→ **PROMPT**: Which lines of the entries below contain the string "What"? Copy each one.

→ **Extracted records**:
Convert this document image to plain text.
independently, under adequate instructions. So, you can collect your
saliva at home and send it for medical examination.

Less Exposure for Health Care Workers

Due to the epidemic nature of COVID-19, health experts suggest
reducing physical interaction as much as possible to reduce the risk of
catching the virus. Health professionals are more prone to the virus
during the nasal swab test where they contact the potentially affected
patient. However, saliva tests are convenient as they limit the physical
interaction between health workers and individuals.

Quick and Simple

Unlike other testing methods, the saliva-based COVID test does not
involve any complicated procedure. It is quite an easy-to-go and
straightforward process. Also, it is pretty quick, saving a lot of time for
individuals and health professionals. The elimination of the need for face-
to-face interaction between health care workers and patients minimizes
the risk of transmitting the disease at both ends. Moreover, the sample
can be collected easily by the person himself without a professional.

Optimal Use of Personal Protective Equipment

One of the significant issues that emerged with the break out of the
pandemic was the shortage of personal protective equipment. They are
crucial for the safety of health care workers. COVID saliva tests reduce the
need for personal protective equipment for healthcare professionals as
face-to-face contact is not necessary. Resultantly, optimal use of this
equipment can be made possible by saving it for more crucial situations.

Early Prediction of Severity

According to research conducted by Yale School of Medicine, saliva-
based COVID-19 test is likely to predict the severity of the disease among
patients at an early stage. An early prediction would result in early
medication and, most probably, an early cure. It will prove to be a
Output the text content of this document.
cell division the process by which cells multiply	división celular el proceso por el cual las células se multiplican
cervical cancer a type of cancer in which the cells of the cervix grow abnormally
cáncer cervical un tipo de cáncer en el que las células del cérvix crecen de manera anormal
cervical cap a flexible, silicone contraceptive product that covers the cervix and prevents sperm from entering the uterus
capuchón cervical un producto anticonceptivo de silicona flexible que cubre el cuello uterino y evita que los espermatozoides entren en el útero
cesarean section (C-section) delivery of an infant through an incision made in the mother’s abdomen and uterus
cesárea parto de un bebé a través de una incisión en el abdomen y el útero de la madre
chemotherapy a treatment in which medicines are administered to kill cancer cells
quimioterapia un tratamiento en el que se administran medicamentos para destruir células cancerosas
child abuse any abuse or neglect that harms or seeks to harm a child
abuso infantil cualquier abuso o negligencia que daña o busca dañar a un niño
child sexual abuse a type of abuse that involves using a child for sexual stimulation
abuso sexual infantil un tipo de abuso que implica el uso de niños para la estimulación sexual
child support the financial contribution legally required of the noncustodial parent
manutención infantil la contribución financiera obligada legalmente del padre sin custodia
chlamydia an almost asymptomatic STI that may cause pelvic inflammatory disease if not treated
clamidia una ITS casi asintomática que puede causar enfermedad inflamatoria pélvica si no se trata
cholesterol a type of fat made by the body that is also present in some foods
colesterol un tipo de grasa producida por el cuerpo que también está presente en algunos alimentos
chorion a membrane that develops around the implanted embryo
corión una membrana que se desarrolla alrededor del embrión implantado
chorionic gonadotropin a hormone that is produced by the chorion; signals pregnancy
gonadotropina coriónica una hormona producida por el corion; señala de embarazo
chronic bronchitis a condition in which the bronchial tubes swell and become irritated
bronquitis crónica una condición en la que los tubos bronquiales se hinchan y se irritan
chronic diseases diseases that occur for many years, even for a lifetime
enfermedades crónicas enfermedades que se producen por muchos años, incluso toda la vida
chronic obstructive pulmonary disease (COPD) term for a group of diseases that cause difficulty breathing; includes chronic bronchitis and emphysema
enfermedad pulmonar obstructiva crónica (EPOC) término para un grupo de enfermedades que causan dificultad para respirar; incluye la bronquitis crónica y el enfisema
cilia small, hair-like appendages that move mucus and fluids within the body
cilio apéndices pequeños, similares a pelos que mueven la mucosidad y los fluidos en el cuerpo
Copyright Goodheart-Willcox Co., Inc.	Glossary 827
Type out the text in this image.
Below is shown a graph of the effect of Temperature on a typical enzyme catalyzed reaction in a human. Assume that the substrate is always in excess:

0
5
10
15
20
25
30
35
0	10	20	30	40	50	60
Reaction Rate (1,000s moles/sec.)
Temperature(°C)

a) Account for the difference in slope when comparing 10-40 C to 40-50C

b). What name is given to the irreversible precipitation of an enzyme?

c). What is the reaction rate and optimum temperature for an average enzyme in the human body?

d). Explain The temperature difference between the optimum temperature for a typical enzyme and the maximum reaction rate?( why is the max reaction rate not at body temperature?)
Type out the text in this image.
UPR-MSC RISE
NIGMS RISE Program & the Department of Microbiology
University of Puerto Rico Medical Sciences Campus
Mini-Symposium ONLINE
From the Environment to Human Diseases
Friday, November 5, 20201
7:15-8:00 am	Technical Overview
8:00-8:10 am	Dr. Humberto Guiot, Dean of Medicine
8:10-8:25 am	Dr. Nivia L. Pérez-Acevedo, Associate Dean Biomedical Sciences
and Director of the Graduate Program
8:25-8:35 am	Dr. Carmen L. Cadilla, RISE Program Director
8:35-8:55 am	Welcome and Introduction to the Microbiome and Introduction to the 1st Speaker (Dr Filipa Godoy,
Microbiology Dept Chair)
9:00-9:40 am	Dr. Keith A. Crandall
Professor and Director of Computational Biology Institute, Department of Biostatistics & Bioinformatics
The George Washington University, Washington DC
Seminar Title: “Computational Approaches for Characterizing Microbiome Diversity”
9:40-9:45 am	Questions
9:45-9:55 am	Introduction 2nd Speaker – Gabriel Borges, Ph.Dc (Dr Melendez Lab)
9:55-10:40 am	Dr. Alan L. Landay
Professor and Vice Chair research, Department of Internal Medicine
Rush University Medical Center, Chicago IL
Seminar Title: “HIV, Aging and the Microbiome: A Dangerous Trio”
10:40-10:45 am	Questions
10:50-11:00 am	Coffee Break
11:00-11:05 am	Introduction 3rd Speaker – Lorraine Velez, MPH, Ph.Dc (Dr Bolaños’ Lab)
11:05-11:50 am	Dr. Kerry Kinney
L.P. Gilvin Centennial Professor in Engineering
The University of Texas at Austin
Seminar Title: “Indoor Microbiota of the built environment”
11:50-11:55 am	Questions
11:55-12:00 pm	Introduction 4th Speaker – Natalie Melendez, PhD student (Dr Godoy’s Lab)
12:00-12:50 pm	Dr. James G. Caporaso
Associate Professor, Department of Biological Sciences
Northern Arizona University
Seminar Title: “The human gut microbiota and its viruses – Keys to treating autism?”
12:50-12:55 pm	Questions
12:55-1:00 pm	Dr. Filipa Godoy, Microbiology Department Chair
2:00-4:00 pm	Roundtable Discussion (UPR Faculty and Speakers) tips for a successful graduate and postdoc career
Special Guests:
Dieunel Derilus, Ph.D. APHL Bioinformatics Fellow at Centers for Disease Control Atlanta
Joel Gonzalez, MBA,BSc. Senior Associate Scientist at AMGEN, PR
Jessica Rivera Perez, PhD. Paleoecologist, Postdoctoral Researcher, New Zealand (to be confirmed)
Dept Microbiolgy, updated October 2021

→ **TASK ANSWER**:
b). What name is given to the irreversible precipitation of an enzyme?
c). What is the reaction rate and optimum temperature for an average enzyme in the human body?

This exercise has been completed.